**Short task**
Make an exact copy of the entries below with the pictures removed.

**Material for this task**
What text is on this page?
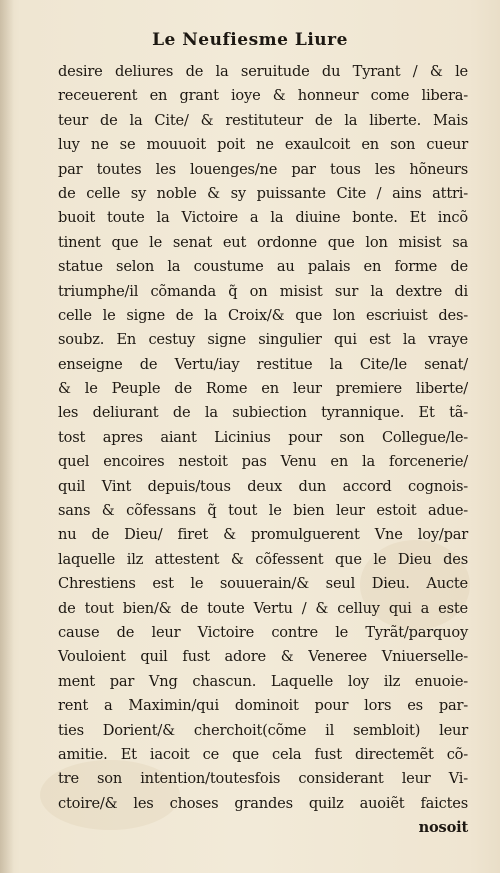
Le Neufiesme Liure
desire deliures de la seruitude du Tyrant / & le
receuerent en grant ioye & honneur come libera-
teur de la Cite/ & restituteur de la liberte. Mais
luy ne se mouuoit poit ne exaulcoit en son cueur
par toutes les louenges/ne par tous les hõneurs
de celle sy noble & sy puissante Cite / ains attri-
buoit toute la Victoire a la diuine bonte. Et incõ
tinent que le senat eut ordonne que lon misist sa
statue selon la coustume au palais en forme de
triumphe/il cõmanda q̃ on misist sur la dextre di
celle le signe de la Croix/& que lon escriuist des-
soubz. En cestuy signe singulier qui est la vraye
enseigne de Vertu/iay restitue la Cite/le senat/
& le Peuple de Rome en leur premiere liberte/
les deliurant de la subiection tyrannique. Et tã-
tost apres aiant Licinius pour son Collegue/le-
quel encoires nestoit pas Venu en la forcenerie/
quil Vint depuis/tous deux dun accord cognois-
sans & cõfessans q̃ tout le bien leur estoit adue-
nu de Dieu/ firet & promulguerent Vne loy/par
laquelle ilz attestent & cõfessent que le Dieu des
Chrestiens est le souuerain/& seul Dieu. Aucte
de tout bien/& de toute Vertu / & celluy qui a este
cause de leur Victoire contre le Tyrãt/parquoy
Vouloient quil fust adore & Veneree Vniuerselle-
ment par Vng chascun. Laquelle loy ilz enuoie-
rent a Maximin/qui dominoit pour lors es par-
ties Dorient/& cherchoit(cõme il sembloit) leur
amitie. Et iacoit ce que cela fust directemẽt cõ-
tre son intention/toutesfois considerant leur Vi-
ctoire/& les choses grandes quilz auoiẽt faictes
nosoit
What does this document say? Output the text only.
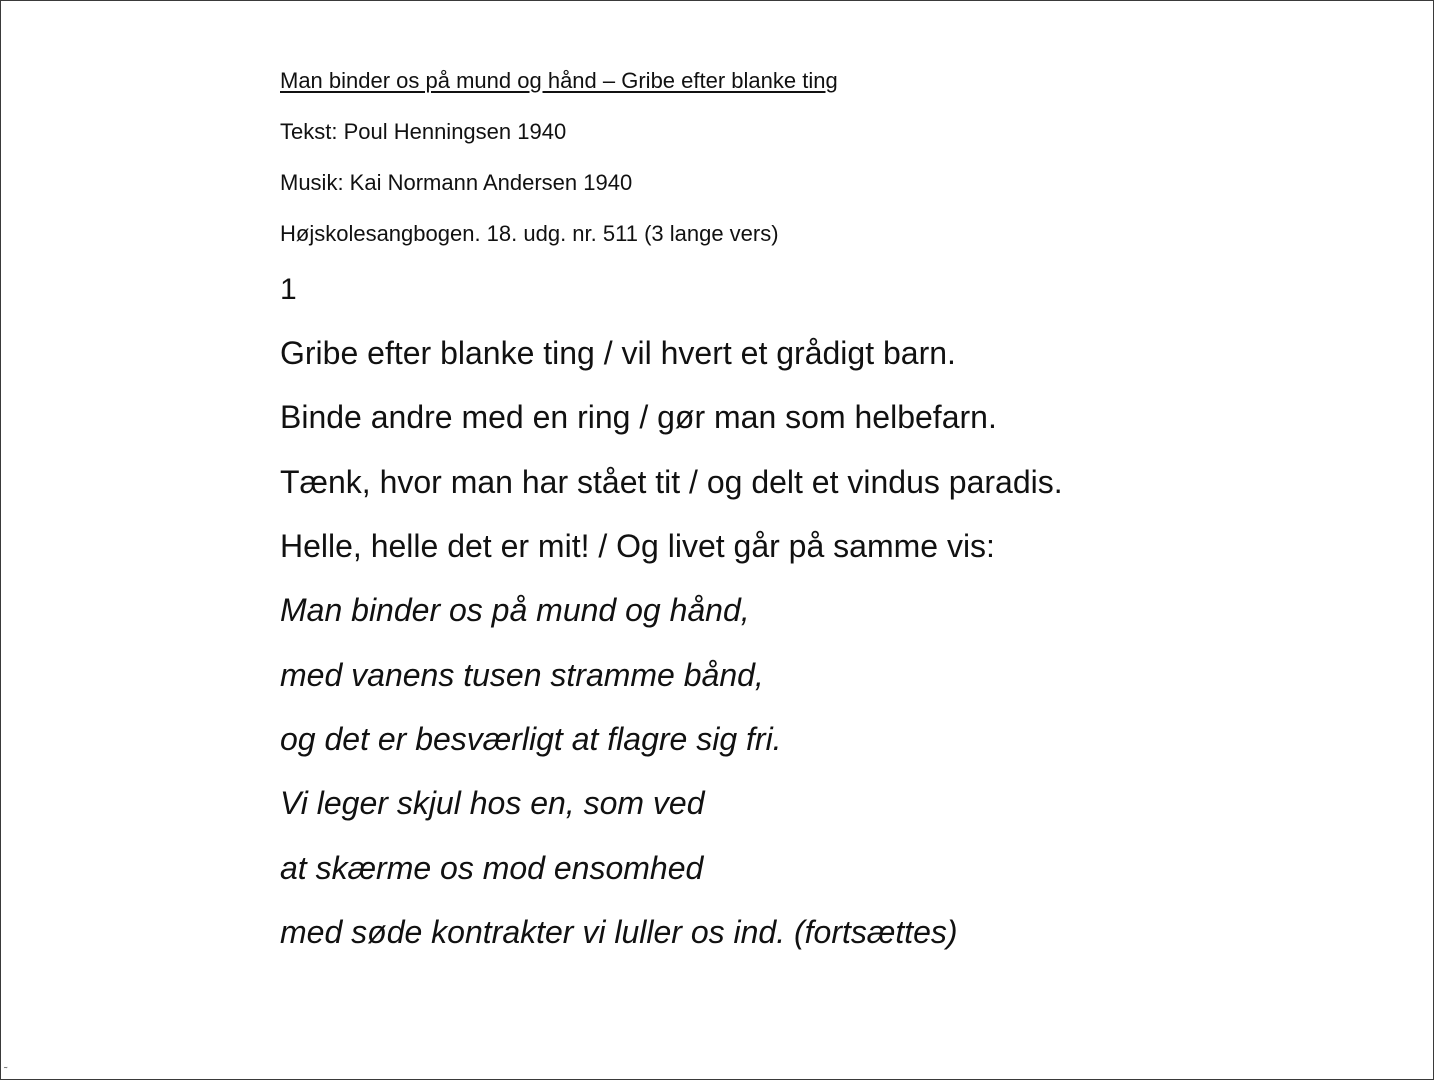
Man binder os på mund og hånd – Gribe efter blanke ting
Tekst: Poul Henningsen 1940
Musik: Kai Normann Andersen 1940
Højskolesangbogen. 18. udg. nr. 511 (3 lange vers)
1
Gribe efter blanke ting / vil hvert et grådigt barn.
Binde andre med en ring / gør man som helbefarn.
Tænk, hvor man har stået tit / og delt et vindus paradis.
Helle, helle det er mit! / Og livet går på samme vis:
Man binder os på mund og hånd,
med vanens tusen stramme bånd,
og det er besværligt at flagre sig fri.
Vi leger skjul hos en, som ved
at skærme os mod ensomhed
med søde kontrakter vi luller os ind. (fortsættes)
˜
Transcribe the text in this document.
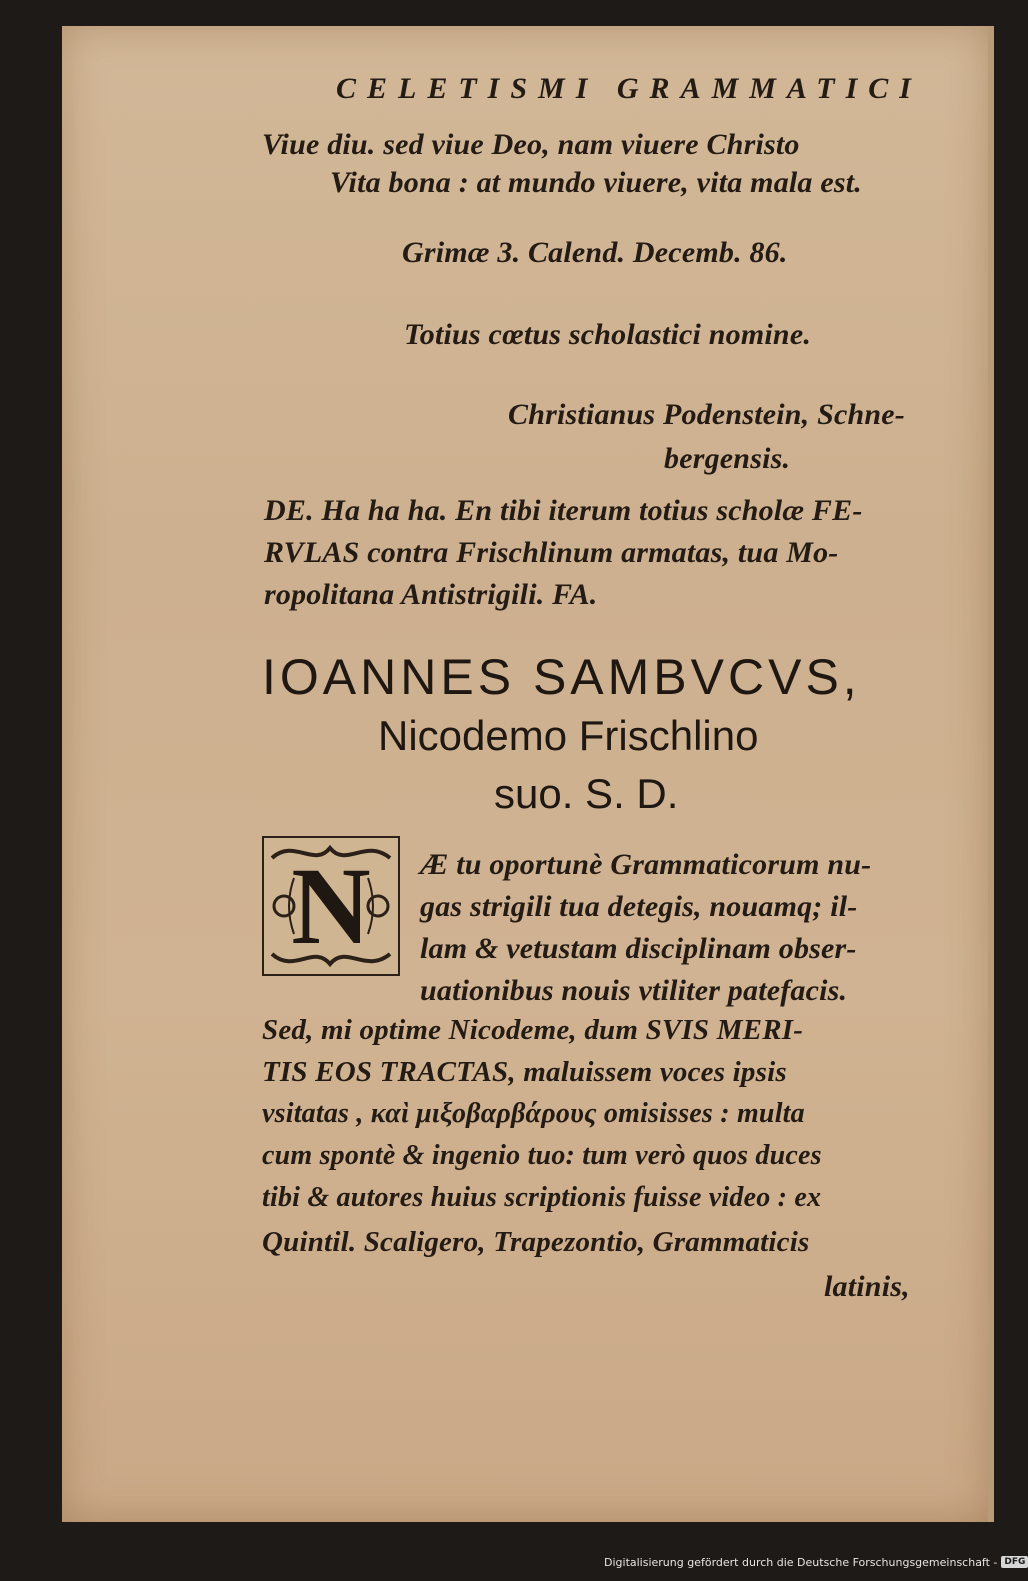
CELETISMI GRAMMATICI
Viue diu. sed viue Deo, nam viuere Christo
Vita bona : at mundo viuere, vita mala est.
Grimæ 3. Calend. Decemb. 86.
Totius cœtus scholastici nomine.
Christianus Podenstein, Schne-
bergensis.
DE. Ha ha ha. En tibi iterum totius scholæ FE-
RVLAS contra Frischlinum armatas, tua Mo-
ropolitana Antistrigili. FA.
IOANNES SAMBVCVS,
Nicodemo Frischlino
suo. S. D.
N Æ tu oportunè Grammaticorum nu-
gas strigili tua detegis, nouamq; il-
lam & vetustam disciplinam obser-
uationibus nouis vtiliter patefacis.
Sed, mi optime Nicodeme, dum SVIS MERI-
TIS EOS TRACTAS, maluissem voces ipsis
vsitatas , καὶ μιξοβαρβάρους omisisses : multa
cum spontè & ingenio tuo: tum verò quos duces
tibi & autores huius scriptionis fuisse video : ex
Quintil. Scaligero, Trapezontio, Grammaticis
latinis,
Digitalisierung gefördert durch die Deutsche Forschungsgemeinschaft - DFG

**Task answer**
What text is on this page?
Le Neufiesme Liure
desire deliures de la seruitude du Tyrant / & le
receuerent en grant ioye & honneur come libera-
teur de la Cite/ & restituteur de la liberte. Mais
luy ne se mouuoit poit ne exaulcoit en son cueur
par toutes les louenges/ne par tous les hõneurs
de celle sy noble & sy puissante Cite / ains attri-
buoit toute la Victoire a la diuine bonte. Et incõ
tinent que le senat eut ordonne que lon misist sa
statue selon la coustume au palais en forme de
triumphe/il cõmanda q̃ on misist sur la dextre di
celle le signe de la Croix/& que lon escriuist des-
soubz. En cestuy signe singulier qui est la vraye
enseigne de Vertu/iay restitue la Cite/le senat/
& le Peuple de Rome en leur premiere liberte/
les deliurant de la subiection tyrannique. Et tã-
tost apres aiant Licinius pour son Collegue/le-
quel encoires nestoit pas Venu en la forcenerie/
quil Vint depuis/tous deux dun accord cognois-
sans & cõfessans q̃ tout le bien leur estoit adue-
nu de Dieu/ firet & promulguerent Vne loy/par
laquelle ilz attestent & cõfessent que le Dieu des
Chrestiens est le souuerain/& seul Dieu. Aucte
de tout bien/& de toute Vertu / & celluy qui a este
cause de leur Victoire contre le Tyrãt/parquoy
Vouloient quil fust adore & Veneree Vniuerselle-
ment par Vng chascun. Laquelle loy ilz enuoie-
rent a Maximin/qui dominoit pour lors es par-
ties Dorient/& cherchoit(cõme il sembloit) leur
amitie. Et iacoit ce que cela fust directemẽt cõ-
tre son intention/toutesfois considerant leur Vi-
ctoire/& les choses grandes quilz auoiẽt faictes
nosoit
What does this document say? Output the text only.
Man binder os på mund og hånd – Gribe efter blanke ting
Tekst: Poul Henningsen 1940
Musik: Kai Normann Andersen 1940
Højskolesangbogen. 18. udg. nr. 511 (3 lange vers)
1
Gribe efter blanke ting / vil hvert et grådigt barn.
Binde andre med en ring / gør man som helbefarn.
Tænk, hvor man har stået tit / og delt et vindus paradis.
Helle, helle det er mit! / Og livet går på samme vis:
Man binder os på mund og hånd,
med vanens tusen stramme bånd,
og det er besværligt at flagre sig fri.
Vi leger skjul hos en, som ved
at skærme os mod ensomhed
med søde kontrakter vi luller os ind. (fortsættes)
˜
Transcribe the text in this document.
CELETISMI GRAMMATICI
Viue diu. sed viue Deo, nam viuere Christo
Vita bona : at mundo viuere, vita mala est.
Grimæ 3. Calend. Decemb. 86.
Totius cœtus scholastici nomine.
Christianus Podenstein, Schne-
bergensis.
DE. Ha ha ha. En tibi iterum totius scholæ FE-
RVLAS contra Frischlinum armatas, tua Mo-
ropolitana Antistrigili. FA.
IOANNES SAMBVCVS,
Nicodemo Frischlino
suo. S. D.
N Æ tu oportunè Grammaticorum nu-
gas strigili tua detegis, nouamq; il-
lam & vetustam disciplinam obser-
uationibus nouis vtiliter patefacis.
Sed, mi optime Nicodeme, dum SVIS MERI-
TIS EOS TRACTAS, maluissem voces ipsis
vsitatas , καὶ μιξοβαρβάρους omisisses : multa
cum spontè & ingenio tuo: tum verò quos duces
tibi & autores huius scriptionis fuisse video : ex
Quintil. Scaligero, Trapezontio, Grammaticis
latinis,
Digitalisierung gefördert durch die Deutsche Forschungsgemeinschaft - DFG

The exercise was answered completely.